Required work
Reproduce the data exactly.
^^^^^^^^
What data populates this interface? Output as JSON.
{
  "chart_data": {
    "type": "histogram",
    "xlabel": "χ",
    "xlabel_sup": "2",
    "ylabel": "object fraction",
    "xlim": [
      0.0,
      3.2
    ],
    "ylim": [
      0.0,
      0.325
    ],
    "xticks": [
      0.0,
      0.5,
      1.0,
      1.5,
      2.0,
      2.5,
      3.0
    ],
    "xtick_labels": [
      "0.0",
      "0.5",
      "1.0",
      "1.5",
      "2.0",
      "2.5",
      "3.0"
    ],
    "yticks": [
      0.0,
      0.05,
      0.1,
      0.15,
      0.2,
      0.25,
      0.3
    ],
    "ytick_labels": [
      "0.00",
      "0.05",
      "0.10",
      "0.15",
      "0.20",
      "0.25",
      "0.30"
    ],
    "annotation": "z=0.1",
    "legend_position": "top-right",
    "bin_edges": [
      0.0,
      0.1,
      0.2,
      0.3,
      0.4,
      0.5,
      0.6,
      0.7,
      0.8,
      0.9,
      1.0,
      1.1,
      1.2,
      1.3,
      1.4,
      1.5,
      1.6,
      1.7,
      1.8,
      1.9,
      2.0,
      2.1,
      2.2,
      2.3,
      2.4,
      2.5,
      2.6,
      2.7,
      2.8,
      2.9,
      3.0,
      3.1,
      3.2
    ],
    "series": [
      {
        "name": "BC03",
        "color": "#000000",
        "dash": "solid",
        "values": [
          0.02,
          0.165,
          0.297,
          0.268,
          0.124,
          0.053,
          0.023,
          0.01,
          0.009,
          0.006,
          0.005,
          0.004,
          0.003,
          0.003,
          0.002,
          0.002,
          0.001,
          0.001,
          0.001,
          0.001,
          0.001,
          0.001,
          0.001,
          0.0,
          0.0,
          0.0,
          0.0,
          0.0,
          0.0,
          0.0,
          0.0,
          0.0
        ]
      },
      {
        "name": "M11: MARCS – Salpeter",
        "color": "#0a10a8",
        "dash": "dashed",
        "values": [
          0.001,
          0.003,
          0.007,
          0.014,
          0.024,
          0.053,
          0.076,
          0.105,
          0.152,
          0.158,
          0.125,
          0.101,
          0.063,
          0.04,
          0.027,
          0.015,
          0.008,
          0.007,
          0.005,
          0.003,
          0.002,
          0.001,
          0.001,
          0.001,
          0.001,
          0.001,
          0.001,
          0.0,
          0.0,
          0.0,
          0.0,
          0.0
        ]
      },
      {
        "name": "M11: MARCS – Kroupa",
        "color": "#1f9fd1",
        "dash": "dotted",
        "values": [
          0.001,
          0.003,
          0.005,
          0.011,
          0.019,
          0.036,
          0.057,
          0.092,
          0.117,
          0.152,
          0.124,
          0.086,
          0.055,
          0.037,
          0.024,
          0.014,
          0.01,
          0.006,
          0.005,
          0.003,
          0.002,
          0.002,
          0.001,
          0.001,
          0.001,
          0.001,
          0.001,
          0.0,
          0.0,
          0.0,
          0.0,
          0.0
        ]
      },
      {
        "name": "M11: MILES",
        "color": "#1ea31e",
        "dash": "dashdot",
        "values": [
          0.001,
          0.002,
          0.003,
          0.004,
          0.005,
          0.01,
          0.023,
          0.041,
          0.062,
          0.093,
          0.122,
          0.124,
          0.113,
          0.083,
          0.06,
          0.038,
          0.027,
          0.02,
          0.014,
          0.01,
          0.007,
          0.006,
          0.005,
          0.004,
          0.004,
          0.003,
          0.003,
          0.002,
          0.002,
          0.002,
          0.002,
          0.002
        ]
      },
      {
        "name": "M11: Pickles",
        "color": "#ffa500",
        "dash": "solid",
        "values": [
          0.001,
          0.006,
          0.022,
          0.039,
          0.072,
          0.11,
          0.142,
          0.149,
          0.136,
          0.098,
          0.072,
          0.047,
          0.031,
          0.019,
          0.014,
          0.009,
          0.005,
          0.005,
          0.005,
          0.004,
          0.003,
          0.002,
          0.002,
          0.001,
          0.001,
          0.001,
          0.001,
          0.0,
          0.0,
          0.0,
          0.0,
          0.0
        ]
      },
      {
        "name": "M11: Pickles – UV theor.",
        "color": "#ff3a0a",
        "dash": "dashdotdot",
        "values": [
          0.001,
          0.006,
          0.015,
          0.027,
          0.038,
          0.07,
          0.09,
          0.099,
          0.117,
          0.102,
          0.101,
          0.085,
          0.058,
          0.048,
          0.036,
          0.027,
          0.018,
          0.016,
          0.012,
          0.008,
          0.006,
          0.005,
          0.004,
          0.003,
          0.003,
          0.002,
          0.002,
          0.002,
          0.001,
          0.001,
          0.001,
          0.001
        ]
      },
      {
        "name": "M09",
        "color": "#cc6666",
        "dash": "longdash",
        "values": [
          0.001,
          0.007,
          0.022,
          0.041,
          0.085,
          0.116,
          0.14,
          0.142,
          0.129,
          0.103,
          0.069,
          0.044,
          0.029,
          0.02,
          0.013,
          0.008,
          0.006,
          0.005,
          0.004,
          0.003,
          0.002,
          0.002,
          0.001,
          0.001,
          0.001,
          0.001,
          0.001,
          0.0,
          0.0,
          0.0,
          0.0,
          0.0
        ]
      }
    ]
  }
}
^^^^^^^^
Final result
What data populates this interface? Output as JSON.
{
  "chart_data": {
    "type": "histogram",
    "xlabel": "χ",
    "xlabel_sup": "2",
    "ylabel": "object fraction",
    "xlim": [
      0.0,
      3.2
    ],
    "ylim": [
      0.0,
      0.325
    ],
    "xticks": [
      0.0,
      0.5,
      1.0,
      1.5,
      2.0,
      2.5,
      3.0
    ],
    "xtick_labels": [
      "0.0",
      "0.5",
      "1.0",
      "1.5",
      "2.0",
      "2.5",
      "3.0"
    ],
    "yticks": [
      0.0,
      0.05,
      0.1,
      0.15,
      0.2,
      0.25,
      0.3
    ],
    "ytick_labels": [
      "0.00",
      "0.05",
      "0.10",
      "0.15",
      "0.20",
      "0.25",
      "0.30"
    ],
    "annotation": "z=0.1",
    "legend_position": "top-right",
    "bin_edges": [
      0.0,
      0.1,
      0.2,
      0.3,
      0.4,
      0.5,
      0.6,
      0.7,
      0.8,
      0.9,
      1.0,
      1.1,
      1.2,
      1.3,
      1.4,
      1.5,
      1.6,
      1.7,
      1.8,
      1.9,
      2.0,
      2.1,
      2.2,
      2.3,
      2.4,
      2.5,
      2.6,
      2.7,
      2.8,
      2.9,
      3.0,
      3.1,
      3.2
    ],
    "series": [
      {
        "name": "BC03",
        "color": "#000000",
        "dash": "solid",
        "values": [
          0.02,
          0.165,
          0.297,
          0.268,
          0.124,
          0.053,
          0.023,
          0.01,
          0.009,
          0.006,
          0.005,
          0.004,
          0.003,
          0.003,
          0.002,
          0.002,
          0.001,
          0.001,
          0.001,
          0.001,
          0.001,
          0.001,
          0.001,
          0.0,
          0.0,
          0.0,
          0.0,
          0.0,
          0.0,
          0.0,
          0.0,
          0.0
        ]
      },
      {
        "name": "M11: MARCS – Salpeter",
        "color": "#0a10a8",
        "dash": "dashed",
        "values": [
          0.001,
          0.003,
          0.007,
          0.014,
          0.024,
          0.053,
          0.076,
          0.105,
          0.152,
          0.158,
          0.125,
          0.101,
          0.063,
          0.04,
          0.027,
          0.015,
          0.008,
          0.007,
          0.005,
          0.003,
          0.002,
          0.001,
          0.001,
          0.001,
          0.001,
          0.001,
          0.001,
          0.0,
          0.0,
          0.0,
          0.0,
          0.0
        ]
      },
      {
        "name": "M11: MARCS – Kroupa",
        "color": "#1f9fd1",
        "dash": "dotted",
        "values": [
          0.001,
          0.003,
          0.005,
          0.011,
          0.019,
          0.036,
          0.057,
          0.092,
          0.117,
          0.152,
          0.124,
          0.086,
          0.055,
          0.037,
          0.024,
          0.014,
          0.01,
          0.006,
          0.005,
          0.003,
          0.002,
          0.002,
          0.001,
          0.001,
          0.001,
          0.001,
          0.001,
          0.0,
          0.0,
          0.0,
          0.0,
          0.0
        ]
      },
      {
        "name": "M11: MILES",
        "color": "#1ea31e",
        "dash": "dashdot",
        "values": [
          0.001,
          0.002,
          0.003,
          0.004,
          0.005,
          0.01,
          0.023,
          0.041,
          0.062,
          0.093,
          0.122,
          0.124,
          0.113,
          0.083,
          0.06,
          0.038,
          0.027,
          0.02,
          0.014,
          0.01,
          0.007,
          0.006,
          0.005,
          0.004,
          0.004,
          0.003,
          0.003,
          0.002,
          0.002,
          0.002,
          0.002,
          0.002
        ]
      },
      {
        "name": "M11: Pickles",
        "color": "#ffa500",
        "dash": "solid",
        "values": [
          0.001,
          0.006,
          0.022,
          0.039,
          0.072,
          0.11,
          0.142,
          0.149,
          0.136,
          0.098,
          0.072,
          0.047,
          0.031,
          0.019,
          0.014,
          0.009,
          0.005,
          0.005,
          0.005,
          0.004,
          0.003,
          0.002,
          0.002,
          0.001,
          0.001,
          0.001,
          0.001,
          0.0,
          0.0,
          0.0,
          0.0,
          0.0
        ]
      },
      {
        "name": "M11: Pickles – UV theor.",
        "color": "#ff3a0a",
        "dash": "dashdotdot",
        "values": [
          0.001,
          0.006,
          0.015,
          0.027,
          0.038,
          0.07,
          0.09,
          0.099,
          0.117,
          0.102,
          0.101,
          0.085,
          0.058,
          0.048,
          0.036,
          0.027,
          0.018,
          0.016,
          0.012,
          0.008,
          0.006,
          0.005,
          0.004,
          0.003,
          0.003,
          0.002,
          0.002,
          0.002,
          0.001,
          0.001,
          0.001,
          0.001
        ]
      },
      {
        "name": "M09",
        "color": "#cc6666",
        "dash": "longdash",
        "values": [
          0.001,
          0.007,
          0.022,
          0.041,
          0.085,
          0.116,
          0.14,
          0.142,
          0.129,
          0.103,
          0.069,
          0.044,
          0.029,
          0.02,
          0.013,
          0.008,
          0.006,
          0.005,
          0.004,
          0.003,
          0.002,
          0.002,
          0.001,
          0.001,
          0.001,
          0.001,
          0.001,
          0.0,
          0.0,
          0.0,
          0.0,
          0.0
        ]
      }
    ]
  }
}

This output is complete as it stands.